>> BEGIN

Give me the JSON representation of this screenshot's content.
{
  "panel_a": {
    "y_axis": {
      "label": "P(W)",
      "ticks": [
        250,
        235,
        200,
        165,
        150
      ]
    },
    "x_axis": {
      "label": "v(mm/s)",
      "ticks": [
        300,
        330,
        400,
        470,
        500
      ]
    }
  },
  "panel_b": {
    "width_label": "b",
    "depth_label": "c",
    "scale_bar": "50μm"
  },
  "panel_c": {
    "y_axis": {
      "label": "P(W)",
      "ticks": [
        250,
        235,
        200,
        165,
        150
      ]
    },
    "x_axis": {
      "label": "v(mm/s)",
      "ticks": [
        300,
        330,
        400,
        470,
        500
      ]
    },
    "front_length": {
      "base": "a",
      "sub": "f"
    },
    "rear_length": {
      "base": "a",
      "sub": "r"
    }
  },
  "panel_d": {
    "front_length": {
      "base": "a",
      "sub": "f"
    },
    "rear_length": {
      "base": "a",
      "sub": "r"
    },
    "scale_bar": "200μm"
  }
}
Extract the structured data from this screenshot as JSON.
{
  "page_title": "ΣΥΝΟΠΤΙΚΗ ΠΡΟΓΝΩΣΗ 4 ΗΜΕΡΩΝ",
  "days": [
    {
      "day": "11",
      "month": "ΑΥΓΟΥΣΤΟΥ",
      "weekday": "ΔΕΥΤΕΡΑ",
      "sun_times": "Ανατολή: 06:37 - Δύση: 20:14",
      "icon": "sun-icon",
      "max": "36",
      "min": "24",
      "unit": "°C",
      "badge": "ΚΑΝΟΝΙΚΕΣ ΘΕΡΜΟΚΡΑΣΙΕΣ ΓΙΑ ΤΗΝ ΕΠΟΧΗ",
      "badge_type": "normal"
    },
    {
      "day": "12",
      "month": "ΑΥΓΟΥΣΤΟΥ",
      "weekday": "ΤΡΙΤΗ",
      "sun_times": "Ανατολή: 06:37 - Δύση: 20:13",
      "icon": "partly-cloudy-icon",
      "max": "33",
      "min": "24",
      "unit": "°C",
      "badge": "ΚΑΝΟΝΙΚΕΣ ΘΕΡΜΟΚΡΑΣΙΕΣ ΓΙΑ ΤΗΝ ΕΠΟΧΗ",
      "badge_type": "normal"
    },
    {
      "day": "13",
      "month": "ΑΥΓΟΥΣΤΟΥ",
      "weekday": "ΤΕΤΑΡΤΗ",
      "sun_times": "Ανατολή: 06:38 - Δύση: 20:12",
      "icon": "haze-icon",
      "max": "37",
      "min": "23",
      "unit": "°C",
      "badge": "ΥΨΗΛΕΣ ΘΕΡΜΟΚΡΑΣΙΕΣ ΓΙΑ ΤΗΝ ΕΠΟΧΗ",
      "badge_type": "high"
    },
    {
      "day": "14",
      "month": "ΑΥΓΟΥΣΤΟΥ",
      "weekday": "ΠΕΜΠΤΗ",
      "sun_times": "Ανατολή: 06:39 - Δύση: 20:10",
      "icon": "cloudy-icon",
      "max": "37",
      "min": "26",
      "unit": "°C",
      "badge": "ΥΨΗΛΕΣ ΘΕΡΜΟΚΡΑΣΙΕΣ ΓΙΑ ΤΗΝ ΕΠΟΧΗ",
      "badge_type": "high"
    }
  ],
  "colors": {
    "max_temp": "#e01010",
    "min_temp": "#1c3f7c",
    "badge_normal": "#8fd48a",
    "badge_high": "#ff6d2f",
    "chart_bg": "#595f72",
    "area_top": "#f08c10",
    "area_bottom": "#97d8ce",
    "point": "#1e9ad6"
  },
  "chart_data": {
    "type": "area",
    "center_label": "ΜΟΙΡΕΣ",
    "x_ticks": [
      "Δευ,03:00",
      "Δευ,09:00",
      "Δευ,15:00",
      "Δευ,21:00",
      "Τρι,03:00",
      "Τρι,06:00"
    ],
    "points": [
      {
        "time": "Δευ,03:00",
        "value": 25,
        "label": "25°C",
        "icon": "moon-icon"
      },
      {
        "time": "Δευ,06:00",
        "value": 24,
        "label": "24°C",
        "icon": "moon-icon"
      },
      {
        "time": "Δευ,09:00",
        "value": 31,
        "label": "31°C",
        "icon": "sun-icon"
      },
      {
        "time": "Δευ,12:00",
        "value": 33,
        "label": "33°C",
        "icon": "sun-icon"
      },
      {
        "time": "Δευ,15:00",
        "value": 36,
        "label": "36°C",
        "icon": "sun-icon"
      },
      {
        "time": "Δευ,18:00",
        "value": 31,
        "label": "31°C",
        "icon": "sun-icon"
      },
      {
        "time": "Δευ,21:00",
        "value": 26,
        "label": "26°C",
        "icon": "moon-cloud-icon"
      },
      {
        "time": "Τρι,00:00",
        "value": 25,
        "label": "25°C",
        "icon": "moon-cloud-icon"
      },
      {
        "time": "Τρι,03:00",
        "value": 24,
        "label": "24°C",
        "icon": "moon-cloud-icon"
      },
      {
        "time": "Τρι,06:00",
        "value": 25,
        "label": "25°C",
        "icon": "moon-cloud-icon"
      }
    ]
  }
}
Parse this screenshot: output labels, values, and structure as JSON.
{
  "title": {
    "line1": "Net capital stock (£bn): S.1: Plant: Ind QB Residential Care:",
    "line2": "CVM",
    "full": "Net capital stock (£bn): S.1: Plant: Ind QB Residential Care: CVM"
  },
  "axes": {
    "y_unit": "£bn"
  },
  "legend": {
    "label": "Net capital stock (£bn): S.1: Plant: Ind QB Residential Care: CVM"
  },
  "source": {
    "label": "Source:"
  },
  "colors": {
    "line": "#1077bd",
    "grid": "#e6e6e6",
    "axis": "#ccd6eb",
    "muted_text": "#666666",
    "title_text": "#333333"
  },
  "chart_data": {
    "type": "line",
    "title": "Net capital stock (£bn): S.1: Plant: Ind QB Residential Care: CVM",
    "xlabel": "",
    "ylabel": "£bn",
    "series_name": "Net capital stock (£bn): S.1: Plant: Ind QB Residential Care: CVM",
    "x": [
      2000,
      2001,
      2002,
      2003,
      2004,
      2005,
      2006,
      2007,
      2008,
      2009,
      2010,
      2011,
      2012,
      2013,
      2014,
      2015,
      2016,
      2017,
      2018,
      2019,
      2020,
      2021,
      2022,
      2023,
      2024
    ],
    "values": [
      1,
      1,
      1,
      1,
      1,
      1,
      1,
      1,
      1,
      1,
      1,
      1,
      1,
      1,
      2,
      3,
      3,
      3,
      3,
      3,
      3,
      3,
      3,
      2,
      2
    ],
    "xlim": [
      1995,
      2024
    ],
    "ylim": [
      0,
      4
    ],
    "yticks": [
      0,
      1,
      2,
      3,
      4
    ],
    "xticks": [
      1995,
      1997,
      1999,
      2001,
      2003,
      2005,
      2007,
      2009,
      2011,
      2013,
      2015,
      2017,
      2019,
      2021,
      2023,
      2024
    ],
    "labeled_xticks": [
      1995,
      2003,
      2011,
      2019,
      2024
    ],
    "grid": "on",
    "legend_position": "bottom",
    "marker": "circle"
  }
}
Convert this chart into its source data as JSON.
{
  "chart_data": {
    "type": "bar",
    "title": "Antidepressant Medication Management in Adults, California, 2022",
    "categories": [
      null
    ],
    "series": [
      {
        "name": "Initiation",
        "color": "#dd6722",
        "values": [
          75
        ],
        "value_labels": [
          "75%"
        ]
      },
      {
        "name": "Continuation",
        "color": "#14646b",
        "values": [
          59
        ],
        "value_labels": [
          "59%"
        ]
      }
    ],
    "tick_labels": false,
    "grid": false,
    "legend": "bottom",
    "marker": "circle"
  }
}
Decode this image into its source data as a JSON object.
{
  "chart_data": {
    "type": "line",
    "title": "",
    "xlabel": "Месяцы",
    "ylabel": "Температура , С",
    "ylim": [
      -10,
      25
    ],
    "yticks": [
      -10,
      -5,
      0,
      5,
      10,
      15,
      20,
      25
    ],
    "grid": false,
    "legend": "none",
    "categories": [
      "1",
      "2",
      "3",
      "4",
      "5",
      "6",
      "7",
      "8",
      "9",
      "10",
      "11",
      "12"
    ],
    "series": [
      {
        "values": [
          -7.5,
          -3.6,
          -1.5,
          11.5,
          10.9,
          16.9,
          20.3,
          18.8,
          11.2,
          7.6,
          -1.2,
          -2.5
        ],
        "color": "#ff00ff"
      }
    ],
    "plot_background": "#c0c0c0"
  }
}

>> END

EXERCISE: Gather each line of the records holding the string "into".

RESPONSE TO THIS EXERCISE:
Convert this chart into its source data as JSON.
Decode this image into its source data as a JSON object.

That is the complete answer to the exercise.